• What to produce
Below is a set of records; restate each one word for word.

• Data to process
------------------------------------------------------------------------
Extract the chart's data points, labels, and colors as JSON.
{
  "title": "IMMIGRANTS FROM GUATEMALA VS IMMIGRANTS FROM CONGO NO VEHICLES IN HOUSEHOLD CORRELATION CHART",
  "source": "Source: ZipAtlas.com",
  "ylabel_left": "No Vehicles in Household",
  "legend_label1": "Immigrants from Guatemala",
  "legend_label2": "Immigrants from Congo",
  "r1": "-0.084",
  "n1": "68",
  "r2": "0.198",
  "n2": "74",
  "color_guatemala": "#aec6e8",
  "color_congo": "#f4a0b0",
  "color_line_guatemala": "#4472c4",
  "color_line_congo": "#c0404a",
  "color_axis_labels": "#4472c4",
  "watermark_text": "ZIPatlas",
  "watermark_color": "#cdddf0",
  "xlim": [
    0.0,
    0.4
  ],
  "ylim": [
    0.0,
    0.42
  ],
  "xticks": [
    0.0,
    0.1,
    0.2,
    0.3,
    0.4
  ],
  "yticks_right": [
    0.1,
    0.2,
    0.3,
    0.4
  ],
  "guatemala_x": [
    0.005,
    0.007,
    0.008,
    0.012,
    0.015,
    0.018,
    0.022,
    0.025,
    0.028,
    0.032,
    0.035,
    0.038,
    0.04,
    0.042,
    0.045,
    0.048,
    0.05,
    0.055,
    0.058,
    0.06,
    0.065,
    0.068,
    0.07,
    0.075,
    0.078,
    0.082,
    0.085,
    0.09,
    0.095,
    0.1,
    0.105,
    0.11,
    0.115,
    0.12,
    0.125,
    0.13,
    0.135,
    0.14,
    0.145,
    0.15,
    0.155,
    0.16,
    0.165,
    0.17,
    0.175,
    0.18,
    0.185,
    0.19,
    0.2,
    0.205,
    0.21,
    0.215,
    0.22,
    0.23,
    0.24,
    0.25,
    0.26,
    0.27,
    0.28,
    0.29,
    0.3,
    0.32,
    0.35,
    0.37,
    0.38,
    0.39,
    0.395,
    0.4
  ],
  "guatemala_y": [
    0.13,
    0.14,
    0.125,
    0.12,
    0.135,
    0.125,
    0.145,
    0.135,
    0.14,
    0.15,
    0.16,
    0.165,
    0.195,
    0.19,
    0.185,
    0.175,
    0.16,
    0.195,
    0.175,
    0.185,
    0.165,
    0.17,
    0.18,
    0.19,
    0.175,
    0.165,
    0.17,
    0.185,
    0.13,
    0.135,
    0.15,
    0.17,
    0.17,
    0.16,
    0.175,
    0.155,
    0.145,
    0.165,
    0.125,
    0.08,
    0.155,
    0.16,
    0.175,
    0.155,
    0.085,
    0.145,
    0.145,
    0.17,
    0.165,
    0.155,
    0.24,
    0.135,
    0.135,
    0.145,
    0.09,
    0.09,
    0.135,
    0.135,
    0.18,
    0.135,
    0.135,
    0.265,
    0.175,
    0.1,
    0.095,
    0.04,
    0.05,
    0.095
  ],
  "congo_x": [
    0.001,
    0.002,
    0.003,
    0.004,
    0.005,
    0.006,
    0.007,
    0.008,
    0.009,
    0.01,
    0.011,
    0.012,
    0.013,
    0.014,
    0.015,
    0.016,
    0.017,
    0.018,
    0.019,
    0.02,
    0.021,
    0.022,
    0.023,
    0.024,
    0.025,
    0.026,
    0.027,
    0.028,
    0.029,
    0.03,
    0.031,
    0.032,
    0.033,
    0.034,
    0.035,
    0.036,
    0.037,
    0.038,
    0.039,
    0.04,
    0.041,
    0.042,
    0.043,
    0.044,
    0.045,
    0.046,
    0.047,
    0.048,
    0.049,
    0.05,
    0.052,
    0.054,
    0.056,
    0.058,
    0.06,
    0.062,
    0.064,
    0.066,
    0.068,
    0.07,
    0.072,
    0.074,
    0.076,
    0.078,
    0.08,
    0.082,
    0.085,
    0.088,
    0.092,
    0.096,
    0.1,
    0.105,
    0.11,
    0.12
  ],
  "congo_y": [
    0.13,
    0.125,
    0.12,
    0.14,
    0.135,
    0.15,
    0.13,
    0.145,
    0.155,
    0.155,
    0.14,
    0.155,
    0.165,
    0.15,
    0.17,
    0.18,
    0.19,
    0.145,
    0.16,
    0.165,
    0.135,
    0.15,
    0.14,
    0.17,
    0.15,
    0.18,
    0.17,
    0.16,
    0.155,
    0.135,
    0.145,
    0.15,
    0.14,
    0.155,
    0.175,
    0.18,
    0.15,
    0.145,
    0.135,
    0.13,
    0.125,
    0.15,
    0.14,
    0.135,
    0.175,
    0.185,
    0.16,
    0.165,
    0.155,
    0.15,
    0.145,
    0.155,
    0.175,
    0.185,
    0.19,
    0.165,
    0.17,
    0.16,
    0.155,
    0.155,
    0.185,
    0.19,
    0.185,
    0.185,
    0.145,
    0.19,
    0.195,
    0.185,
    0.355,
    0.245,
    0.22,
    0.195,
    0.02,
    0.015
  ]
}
------------------------------------------------------------------------
• Exercise result
Extract the chart's data points, labels, and colors as JSON.
{
  "title": "IMMIGRANTS FROM GUATEMALA VS IMMIGRANTS FROM CONGO NO VEHICLES IN HOUSEHOLD CORRELATION CHART",
  "source": "Source: ZipAtlas.com",
  "ylabel_left": "No Vehicles in Household",
  "legend_label1": "Immigrants from Guatemala",
  "legend_label2": "Immigrants from Congo",
  "r1": "-0.084",
  "n1": "68",
  "r2": "0.198",
  "n2": "74",
  "color_guatemala": "#aec6e8",
  "color_congo": "#f4a0b0",
  "color_line_guatemala": "#4472c4",
  "color_line_congo": "#c0404a",
  "color_axis_labels": "#4472c4",
  "watermark_text": "ZIPatlas",
  "watermark_color": "#cdddf0",
  "xlim": [
    0.0,
    0.4
  ],
  "ylim": [
    0.0,
    0.42
  ],
  "xticks": [
    0.0,
    0.1,
    0.2,
    0.3,
    0.4
  ],
  "yticks_right": [
    0.1,
    0.2,
    0.3,
    0.4
  ],
  "guatemala_x": [
    0.005,
    0.007,
    0.008,
    0.012,
    0.015,
    0.018,
    0.022,
    0.025,
    0.028,
    0.032,
    0.035,
    0.038,
    0.04,
    0.042,
    0.045,
    0.048,
    0.05,
    0.055,
    0.058,
    0.06,
    0.065,
    0.068,
    0.07,
    0.075,
    0.078,
    0.082,
    0.085,
    0.09,
    0.095,
    0.1,
    0.105,
    0.11,
    0.115,
    0.12,
    0.125,
    0.13,
    0.135,
    0.14,
    0.145,
    0.15,
    0.155,
    0.16,
    0.165,
    0.17,
    0.175,
    0.18,
    0.185,
    0.19,
    0.2,
    0.205,
    0.21,
    0.215,
    0.22,
    0.23,
    0.24,
    0.25,
    0.26,
    0.27,
    0.28,
    0.29,
    0.3,
    0.32,
    0.35,
    0.37,
    0.38,
    0.39,
    0.395,
    0.4
  ],
  "guatemala_y": [
    0.13,
    0.14,
    0.125,
    0.12,
    0.135,
    0.125,
    0.145,
    0.135,
    0.14,
    0.15,
    0.16,
    0.165,
    0.195,
    0.19,
    0.185,
    0.175,
    0.16,
    0.195,
    0.175,
    0.185,
    0.165,
    0.17,
    0.18,
    0.19,
    0.175,
    0.165,
    0.17,
    0.185,
    0.13,
    0.135,
    0.15,
    0.17,
    0.17,
    0.16,
    0.175,
    0.155,
    0.145,
    0.165,
    0.125,
    0.08,
    0.155,
    0.16,
    0.175,
    0.155,
    0.085,
    0.145,
    0.145,
    0.17,
    0.165,
    0.155,
    0.24,
    0.135,
    0.135,
    0.145,
    0.09,
    0.09,
    0.135,
    0.135,
    0.18,
    0.135,
    0.135,
    0.265,
    0.175,
    0.1,
    0.095,
    0.04,
    0.05,
    0.095
  ],
  "congo_x": [
    0.001,
    0.002,
    0.003,
    0.004,
    0.005,
    0.006,
    0.007,
    0.008,
    0.009,
    0.01,
    0.011,
    0.012,
    0.013,
    0.014,
    0.015,
    0.016,
    0.017,
    0.018,
    0.019,
    0.02,
    0.021,
    0.022,
    0.023,
    0.024,
    0.025,
    0.026,
    0.027,
    0.028,
    0.029,
    0.03,
    0.031,
    0.032,
    0.033,
    0.034,
    0.035,
    0.036,
    0.037,
    0.038,
    0.039,
    0.04,
    0.041,
    0.042,
    0.043,
    0.044,
    0.045,
    0.046,
    0.047,
    0.048,
    0.049,
    0.05,
    0.052,
    0.054,
    0.056,
    0.058,
    0.06,
    0.062,
    0.064,
    0.066,
    0.068,
    0.07,
    0.072,
    0.074,
    0.076,
    0.078,
    0.08,
    0.082,
    0.085,
    0.088,
    0.092,
    0.096,
    0.1,
    0.105,
    0.11,
    0.12
  ],
  "congo_y": [
    0.13,
    0.125,
    0.12,
    0.14,
    0.135,
    0.15,
    0.13,
    0.145,
    0.155,
    0.155,
    0.14,
    0.155,
    0.165,
    0.15,
    0.17,
    0.18,
    0.19,
    0.145,
    0.16,
    0.165,
    0.135,
    0.15,
    0.14,
    0.17,
    0.15,
    0.18,
    0.17,
    0.16,
    0.155,
    0.135,
    0.145,
    0.15,
    0.14,
    0.155,
    0.175,
    0.18,
    0.15,
    0.145,
    0.135,
    0.13,
    0.125,
    0.15,
    0.14,
    0.135,
    0.175,
    0.185,
    0.16,
    0.165,
    0.155,
    0.15,
    0.145,
    0.155,
    0.175,
    0.185,
    0.19,
    0.165,
    0.17,
    0.16,
    0.155,
    0.155,
    0.185,
    0.19,
    0.185,
    0.185,
    0.145,
    0.19,
    0.195,
    0.185,
    0.355,
    0.245,
    0.22,
    0.195,
    0.02,
    0.015
  ]
}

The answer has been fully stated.